What to produce: Each record must be retyped in full. No character may differ.

Lines of data:

════════════════

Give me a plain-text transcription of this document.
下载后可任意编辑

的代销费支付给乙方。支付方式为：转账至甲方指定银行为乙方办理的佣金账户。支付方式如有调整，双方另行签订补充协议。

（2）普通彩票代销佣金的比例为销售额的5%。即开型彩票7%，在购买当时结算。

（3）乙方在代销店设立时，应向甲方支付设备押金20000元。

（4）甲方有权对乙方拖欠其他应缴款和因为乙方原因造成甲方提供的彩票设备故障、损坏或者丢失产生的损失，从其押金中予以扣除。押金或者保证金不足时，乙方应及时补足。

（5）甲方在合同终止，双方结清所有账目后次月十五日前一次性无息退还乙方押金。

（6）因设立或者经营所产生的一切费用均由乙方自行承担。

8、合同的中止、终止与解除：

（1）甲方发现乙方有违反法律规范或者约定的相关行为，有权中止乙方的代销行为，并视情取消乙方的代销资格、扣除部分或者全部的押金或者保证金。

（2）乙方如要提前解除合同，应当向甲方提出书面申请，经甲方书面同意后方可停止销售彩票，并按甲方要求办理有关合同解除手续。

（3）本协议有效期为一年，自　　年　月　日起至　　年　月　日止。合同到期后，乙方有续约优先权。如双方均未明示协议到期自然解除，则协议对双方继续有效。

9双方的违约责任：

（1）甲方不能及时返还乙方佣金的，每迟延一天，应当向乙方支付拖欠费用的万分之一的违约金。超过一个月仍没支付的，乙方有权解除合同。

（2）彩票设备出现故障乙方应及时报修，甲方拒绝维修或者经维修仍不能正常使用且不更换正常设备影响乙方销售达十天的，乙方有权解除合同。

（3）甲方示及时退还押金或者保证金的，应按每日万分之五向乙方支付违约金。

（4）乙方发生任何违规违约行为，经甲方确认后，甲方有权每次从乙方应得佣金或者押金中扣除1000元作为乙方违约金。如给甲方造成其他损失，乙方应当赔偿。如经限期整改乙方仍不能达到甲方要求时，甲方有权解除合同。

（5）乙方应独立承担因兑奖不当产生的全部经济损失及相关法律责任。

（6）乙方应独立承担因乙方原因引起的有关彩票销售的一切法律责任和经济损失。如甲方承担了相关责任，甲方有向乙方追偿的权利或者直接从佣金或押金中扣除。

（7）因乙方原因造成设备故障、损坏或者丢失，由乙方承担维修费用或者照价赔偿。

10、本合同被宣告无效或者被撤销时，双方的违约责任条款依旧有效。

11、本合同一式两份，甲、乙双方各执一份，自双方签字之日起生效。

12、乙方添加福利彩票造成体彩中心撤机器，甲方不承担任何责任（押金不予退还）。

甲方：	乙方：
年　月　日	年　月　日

════════════════

Solution for this exercise:
Give me a plain-text transcription of this document.
下载后可任意编辑

的代销费支付给乙方。支付方式为：转账至甲方指定银行为乙方办理的佣金账户。支付方式如有调整，双方另行签订补充协议。

（2）普通彩票代销佣金的比例为销售额的5%。即开型彩票7%，在购买当时结算。

（3）乙方在代销店设立时，应向甲方支付设备押金20000元。

（4）甲方有权对乙方拖欠其他应缴款和因为乙方原因造成甲方提供的彩票设备故障、损坏或者丢失产生的损失，从其押金中予以扣除。押金或者保证金不足时，乙方应及时补足。

（5）甲方在合同终止，双方结清所有账目后次月十五日前一次性无息退还乙方押金。

（6）因设立或者经营所产生的一切费用均由乙方自行承担。

8、合同的中止、终止与解除：

（1）甲方发现乙方有违反法律规范或者约定的相关行为，有权中止乙方的代销行为，并视情取消乙方的代销资格、扣除部分或者全部的押金或者保证金。

（2）乙方如要提前解除合同，应当向甲方提出书面申请，经甲方书面同意后方可停止销售彩票，并按甲方要求办理有关合同解除手续。

（3）本协议有效期为一年，自　　年　月　日起至　　年　月　日止。合同到期后，乙方有续约优先权。如双方均未明示协议到期自然解除，则协议对双方继续有效。

9双方的违约责任：

（1）甲方不能及时返还乙方佣金的，每迟延一天，应当向乙方支付拖欠费用的万分之一的违约金。超过一个月仍没支付的，乙方有权解除合同。

（2）彩票设备出现故障乙方应及时报修，甲方拒绝维修或者经维修仍不能正常使用且不更换正常设备影响乙方销售达十天的，乙方有权解除合同。

（3）甲方示及时退还押金或者保证金的，应按每日万分之五向乙方支付违约金。

（4）乙方发生任何违规违约行为，经甲方确认后，甲方有权每次从乙方应得佣金或者押金中扣除1000元作为乙方违约金。如给甲方造成其他损失，乙方应当赔偿。如经限期整改乙方仍不能达到甲方要求时，甲方有权解除合同。

（5）乙方应独立承担因兑奖不当产生的全部经济损失及相关法律责任。

（6）乙方应独立承担因乙方原因引起的有关彩票销售的一切法律责任和经济损失。如甲方承担了相关责任，甲方有向乙方追偿的权利或者直接从佣金或押金中扣除。

（7）因乙方原因造成设备故障、损坏或者丢失，由乙方承担维修费用或者照价赔偿。

10、本合同被宣告无效或者被撤销时，双方的违约责任条款依旧有效。

11、本合同一式两份，甲、乙双方各执一份，自双方签字之日起生效。

12、乙方添加福利彩票造成体彩中心撤机器，甲方不承担任何责任（押金不予退还）。

甲方：	乙方：
年　月　日	年　月　日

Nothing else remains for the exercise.